[start]
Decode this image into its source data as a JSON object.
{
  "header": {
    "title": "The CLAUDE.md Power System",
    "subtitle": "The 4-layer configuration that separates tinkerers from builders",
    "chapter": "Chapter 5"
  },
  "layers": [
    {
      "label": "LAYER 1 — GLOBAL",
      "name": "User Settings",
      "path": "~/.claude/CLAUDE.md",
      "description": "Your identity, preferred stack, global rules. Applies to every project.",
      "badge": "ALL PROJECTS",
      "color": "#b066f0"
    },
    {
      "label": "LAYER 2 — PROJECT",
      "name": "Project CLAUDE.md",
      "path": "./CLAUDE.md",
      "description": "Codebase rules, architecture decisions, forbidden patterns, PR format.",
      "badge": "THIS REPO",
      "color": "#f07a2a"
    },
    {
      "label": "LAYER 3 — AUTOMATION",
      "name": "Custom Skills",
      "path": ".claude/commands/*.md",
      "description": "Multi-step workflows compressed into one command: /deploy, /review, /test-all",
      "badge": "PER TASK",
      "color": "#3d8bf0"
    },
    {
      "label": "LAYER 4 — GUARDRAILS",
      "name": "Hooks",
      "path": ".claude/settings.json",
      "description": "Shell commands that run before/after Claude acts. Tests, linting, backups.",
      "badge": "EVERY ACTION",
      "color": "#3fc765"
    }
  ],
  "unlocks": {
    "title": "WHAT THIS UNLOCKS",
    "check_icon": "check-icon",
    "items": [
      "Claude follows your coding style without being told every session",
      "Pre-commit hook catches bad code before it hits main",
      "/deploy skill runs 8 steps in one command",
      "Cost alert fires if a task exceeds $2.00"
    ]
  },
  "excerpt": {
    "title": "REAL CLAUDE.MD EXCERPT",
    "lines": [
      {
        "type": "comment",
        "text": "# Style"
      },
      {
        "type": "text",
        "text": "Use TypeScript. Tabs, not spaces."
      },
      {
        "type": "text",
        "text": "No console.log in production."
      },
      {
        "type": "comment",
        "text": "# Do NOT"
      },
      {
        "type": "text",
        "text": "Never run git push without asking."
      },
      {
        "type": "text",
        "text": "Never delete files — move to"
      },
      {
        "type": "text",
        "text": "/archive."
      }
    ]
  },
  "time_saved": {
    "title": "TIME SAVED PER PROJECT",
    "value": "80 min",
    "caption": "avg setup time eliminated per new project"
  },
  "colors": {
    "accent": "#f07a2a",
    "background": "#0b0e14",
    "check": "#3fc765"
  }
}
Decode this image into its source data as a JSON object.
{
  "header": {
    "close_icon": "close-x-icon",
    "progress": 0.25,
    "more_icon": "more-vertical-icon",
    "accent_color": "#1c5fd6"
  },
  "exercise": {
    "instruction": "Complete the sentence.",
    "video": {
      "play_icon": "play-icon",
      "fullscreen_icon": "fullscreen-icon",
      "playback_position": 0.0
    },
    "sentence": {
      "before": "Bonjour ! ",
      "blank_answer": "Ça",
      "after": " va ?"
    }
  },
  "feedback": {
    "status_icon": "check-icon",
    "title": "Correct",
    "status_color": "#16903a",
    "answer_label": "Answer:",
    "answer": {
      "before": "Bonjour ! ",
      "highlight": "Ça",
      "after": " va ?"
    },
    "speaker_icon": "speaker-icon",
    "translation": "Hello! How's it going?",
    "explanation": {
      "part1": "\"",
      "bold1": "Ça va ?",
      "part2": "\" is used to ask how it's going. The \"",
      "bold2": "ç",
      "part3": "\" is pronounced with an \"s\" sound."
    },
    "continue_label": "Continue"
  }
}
[end]
→ **TASK OBJECTIVE**
Write out every entry word for word.

→ **REPLY**
Decode this image into its source data as a JSON object.
{
  "header": {
    "title": "The CLAUDE.md Power System",
    "subtitle": "The 4-layer configuration that separates tinkerers from builders",
    "chapter": "Chapter 5"
  },
  "layers": [
    {
      "label": "LAYER 1 — GLOBAL",
      "name": "User Settings",
      "path": "~/.claude/CLAUDE.md",
      "description": "Your identity, preferred stack, global rules. Applies to every project.",
      "badge": "ALL PROJECTS",
      "color": "#b066f0"
    },
    {
      "label": "LAYER 2 — PROJECT",
      "name": "Project CLAUDE.md",
      "path": "./CLAUDE.md",
      "description": "Codebase rules, architecture decisions, forbidden patterns, PR format.",
      "badge": "THIS REPO",
      "color": "#f07a2a"
    },
    {
      "label": "LAYER 3 — AUTOMATION",
      "name": "Custom Skills",
      "path": ".claude/commands/*.md",
      "description": "Multi-step workflows compressed into one command: /deploy, /review, /test-all",
      "badge": "PER TASK",
      "color": "#3d8bf0"
    },
    {
      "label": "LAYER 4 — GUARDRAILS",
      "name": "Hooks",
      "path": ".claude/settings.json",
      "description": "Shell commands that run before/after Claude acts. Tests, linting, backups.",
      "badge": "EVERY ACTION",
      "color": "#3fc765"
    }
  ],
  "unlocks": {
    "title": "WHAT THIS UNLOCKS",
    "check_icon": "check-icon",
    "items": [
      "Claude follows your coding style without being told every session",
      "Pre-commit hook catches bad code before it hits main",
      "/deploy skill runs 8 steps in one command",
      "Cost alert fires if a task exceeds $2.00"
    ]
  },
  "excerpt": {
    "title": "REAL CLAUDE.MD EXCERPT",
    "lines": [
      {
        "type": "comment",
        "text": "# Style"
      },
      {
        "type": "text",
        "text": "Use TypeScript. Tabs, not spaces."
      },
      {
        "type": "text",
        "text": "No console.log in production."
      },
      {
        "type": "comment",
        "text": "# Do NOT"
      },
      {
        "type": "text",
        "text": "Never run git push without asking."
      },
      {
        "type": "text",
        "text": "Never delete files — move to"
      },
      {
        "type": "text",
        "text": "/archive."
      }
    ]
  },
  "time_saved": {
    "title": "TIME SAVED PER PROJECT",
    "value": "80 min",
    "caption": "avg setup time eliminated per new project"
  },
  "colors": {
    "accent": "#f07a2a",
    "background": "#0b0e14",
    "check": "#3fc765"
  }
}
Decode this image into its source data as a JSON object.
{
  "header": {
    "close_icon": "close-x-icon",
    "progress": 0.25,
    "more_icon": "more-vertical-icon",
    "accent_color": "#1c5fd6"
  },
  "exercise": {
    "instruction": "Complete the sentence.",
    "video": {
      "play_icon": "play-icon",
      "fullscreen_icon": "fullscreen-icon",
      "playback_position": 0.0
    },
    "sentence": {
      "before": "Bonjour ! ",
      "blank_answer": "Ça",
      "after": " va ?"
    }
  },
  "feedback": {
    "status_icon": "check-icon",
    "title": "Correct",
    "status_color": "#16903a",
    "answer_label": "Answer:",
    "answer": {
      "before": "Bonjour ! ",
      "highlight": "Ça",
      "after": " va ?"
    },
    "speaker_icon": "speaker-icon",
    "translation": "Hello! How's it going?",
    "explanation": {
      "part1": "\"",
      "bold1": "Ça va ?",
      "part2": "\" is used to ask how it's going. The \"",
      "bold2": "ç",
      "part3": "\" is pronounced with an \"s\" sound."
    },
    "continue_label": "Continue"
  }
}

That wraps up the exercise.